Problem to work on =>
Scan the material and copy every line in which "August" appears.

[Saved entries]

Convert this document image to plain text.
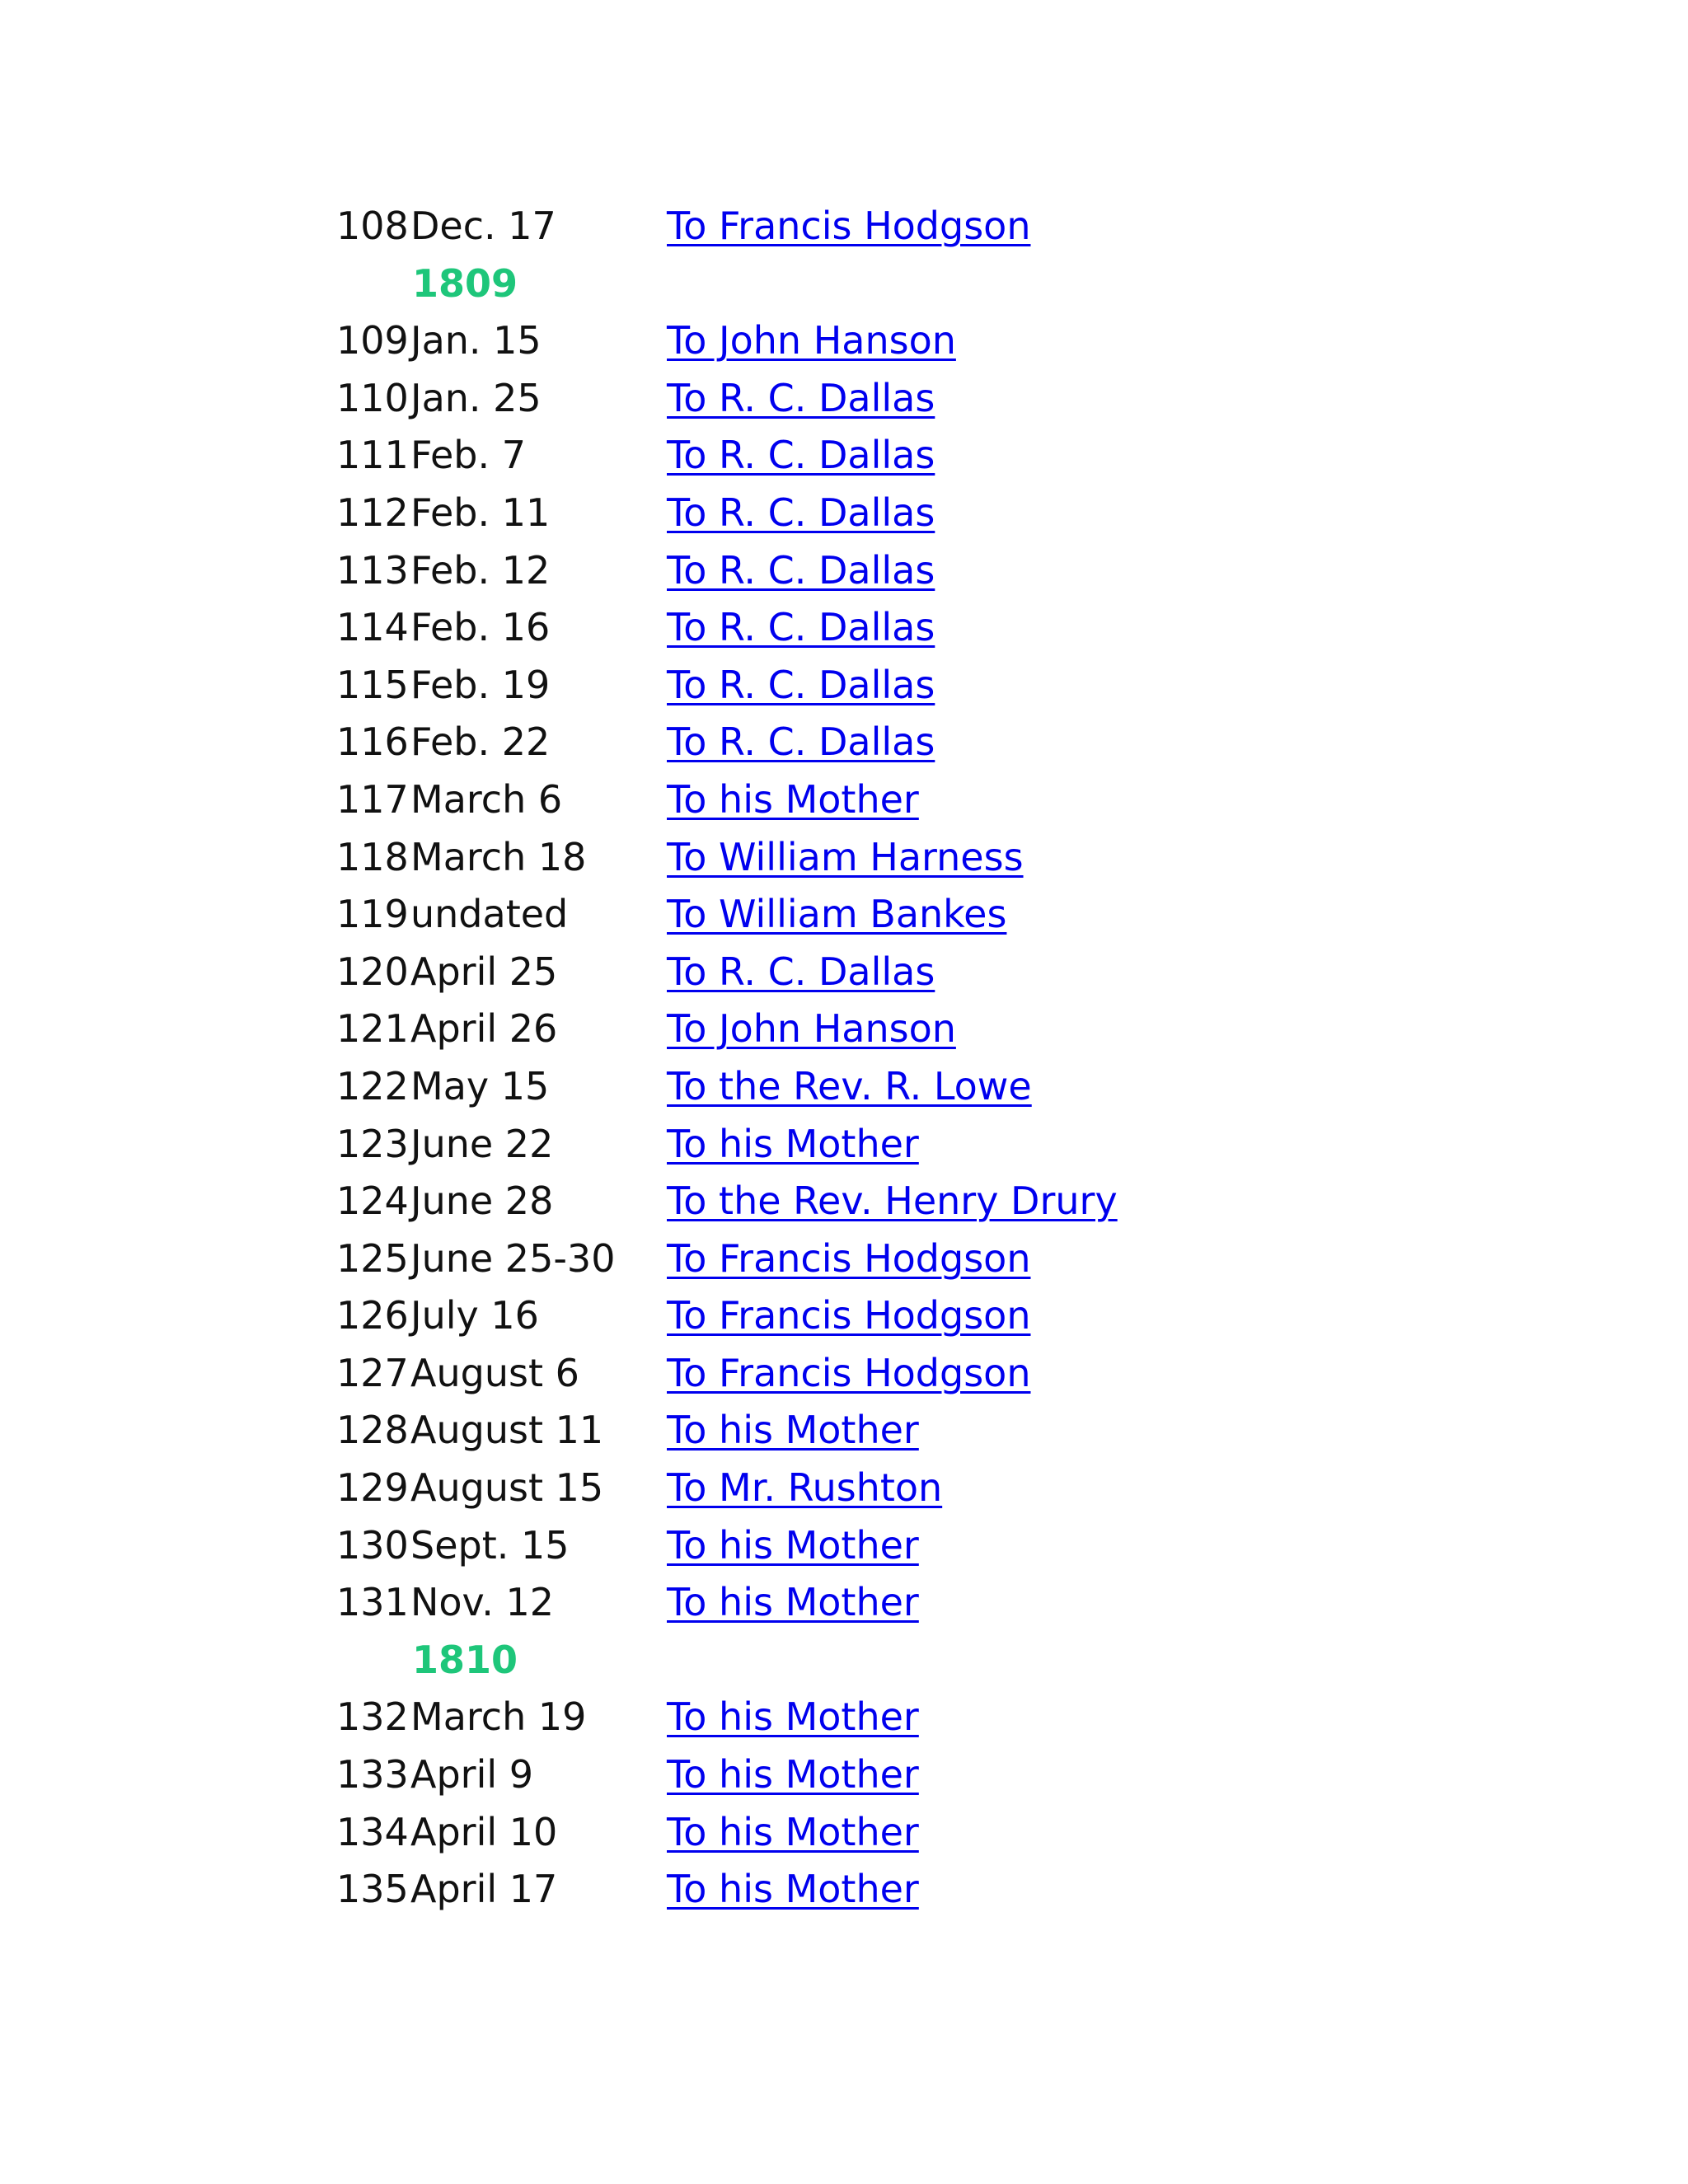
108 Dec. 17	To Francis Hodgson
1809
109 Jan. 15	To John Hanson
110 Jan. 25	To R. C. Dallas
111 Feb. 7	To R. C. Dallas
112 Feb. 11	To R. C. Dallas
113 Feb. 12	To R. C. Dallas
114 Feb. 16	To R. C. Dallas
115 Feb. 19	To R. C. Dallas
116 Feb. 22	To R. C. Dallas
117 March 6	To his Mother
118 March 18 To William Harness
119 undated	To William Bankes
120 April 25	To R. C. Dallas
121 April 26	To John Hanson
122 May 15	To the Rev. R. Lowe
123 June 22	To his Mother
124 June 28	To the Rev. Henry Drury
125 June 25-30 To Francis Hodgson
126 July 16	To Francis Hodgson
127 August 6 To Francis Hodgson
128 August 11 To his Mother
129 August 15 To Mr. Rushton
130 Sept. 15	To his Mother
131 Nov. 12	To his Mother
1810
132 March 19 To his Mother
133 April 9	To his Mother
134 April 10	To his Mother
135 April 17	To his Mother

Full answer =>
127 August 6 To Francis Hodgson
128 August 11 To his Mother
129 August 15 To Mr. Rushton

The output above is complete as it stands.